(PROVIDED DATA):
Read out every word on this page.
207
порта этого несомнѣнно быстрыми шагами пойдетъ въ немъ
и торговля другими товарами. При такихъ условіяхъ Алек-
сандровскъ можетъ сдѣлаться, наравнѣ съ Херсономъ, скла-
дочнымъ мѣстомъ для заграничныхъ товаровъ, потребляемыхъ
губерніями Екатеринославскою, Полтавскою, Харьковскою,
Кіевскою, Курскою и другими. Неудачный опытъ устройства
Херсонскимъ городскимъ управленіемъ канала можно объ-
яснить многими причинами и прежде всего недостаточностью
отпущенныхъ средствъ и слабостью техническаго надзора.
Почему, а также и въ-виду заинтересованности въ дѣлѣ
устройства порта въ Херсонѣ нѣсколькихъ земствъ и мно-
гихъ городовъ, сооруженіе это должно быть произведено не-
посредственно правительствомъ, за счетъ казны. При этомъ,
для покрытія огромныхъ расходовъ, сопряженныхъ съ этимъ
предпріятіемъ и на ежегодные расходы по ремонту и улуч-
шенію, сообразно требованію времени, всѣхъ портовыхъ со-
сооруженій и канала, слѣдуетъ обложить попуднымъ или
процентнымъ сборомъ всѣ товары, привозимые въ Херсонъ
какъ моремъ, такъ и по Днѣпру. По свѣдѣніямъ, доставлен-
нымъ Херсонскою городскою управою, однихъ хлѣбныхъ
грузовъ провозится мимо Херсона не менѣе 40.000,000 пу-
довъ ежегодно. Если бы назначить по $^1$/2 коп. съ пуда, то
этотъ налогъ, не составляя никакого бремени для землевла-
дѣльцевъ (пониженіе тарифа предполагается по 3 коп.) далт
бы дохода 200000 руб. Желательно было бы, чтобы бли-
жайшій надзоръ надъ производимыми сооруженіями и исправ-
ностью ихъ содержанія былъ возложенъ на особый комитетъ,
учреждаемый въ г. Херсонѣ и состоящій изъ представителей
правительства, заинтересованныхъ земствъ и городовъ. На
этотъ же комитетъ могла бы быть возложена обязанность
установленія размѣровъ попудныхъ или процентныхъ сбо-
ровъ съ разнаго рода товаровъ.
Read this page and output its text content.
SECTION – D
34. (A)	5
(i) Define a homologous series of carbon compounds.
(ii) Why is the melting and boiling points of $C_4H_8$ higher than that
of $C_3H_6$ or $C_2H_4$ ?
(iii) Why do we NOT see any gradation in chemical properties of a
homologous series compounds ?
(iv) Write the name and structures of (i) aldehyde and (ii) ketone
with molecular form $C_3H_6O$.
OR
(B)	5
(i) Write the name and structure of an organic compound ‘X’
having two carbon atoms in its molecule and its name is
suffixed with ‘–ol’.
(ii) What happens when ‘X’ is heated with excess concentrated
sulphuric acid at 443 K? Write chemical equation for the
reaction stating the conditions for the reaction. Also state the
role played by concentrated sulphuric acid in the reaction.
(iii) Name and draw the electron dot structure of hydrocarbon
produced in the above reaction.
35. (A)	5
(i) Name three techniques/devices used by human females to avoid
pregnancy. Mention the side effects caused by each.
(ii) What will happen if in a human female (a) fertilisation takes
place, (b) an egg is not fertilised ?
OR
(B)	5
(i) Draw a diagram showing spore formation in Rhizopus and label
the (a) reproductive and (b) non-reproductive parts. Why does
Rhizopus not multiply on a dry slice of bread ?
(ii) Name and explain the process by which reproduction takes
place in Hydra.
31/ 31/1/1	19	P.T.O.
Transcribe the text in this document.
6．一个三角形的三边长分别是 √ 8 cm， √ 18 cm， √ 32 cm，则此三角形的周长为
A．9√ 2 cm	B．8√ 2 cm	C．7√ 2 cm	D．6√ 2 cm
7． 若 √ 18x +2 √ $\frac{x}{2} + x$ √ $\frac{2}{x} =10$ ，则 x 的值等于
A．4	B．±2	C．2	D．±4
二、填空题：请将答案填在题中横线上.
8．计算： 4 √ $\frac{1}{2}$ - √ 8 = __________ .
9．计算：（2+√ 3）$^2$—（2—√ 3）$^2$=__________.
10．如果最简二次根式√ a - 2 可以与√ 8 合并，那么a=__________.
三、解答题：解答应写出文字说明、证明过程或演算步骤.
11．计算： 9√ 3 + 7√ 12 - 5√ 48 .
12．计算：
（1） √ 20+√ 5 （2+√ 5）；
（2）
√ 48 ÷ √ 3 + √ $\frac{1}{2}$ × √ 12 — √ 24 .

(JOB): Look over the records above and copy each line that includes the string "chemical".

(RESULT FOR THIS TASK):
(iii) Why do we NOT see any gradation in chemical properties of a
sulphuric acid at 443 K? Write chemical equation for the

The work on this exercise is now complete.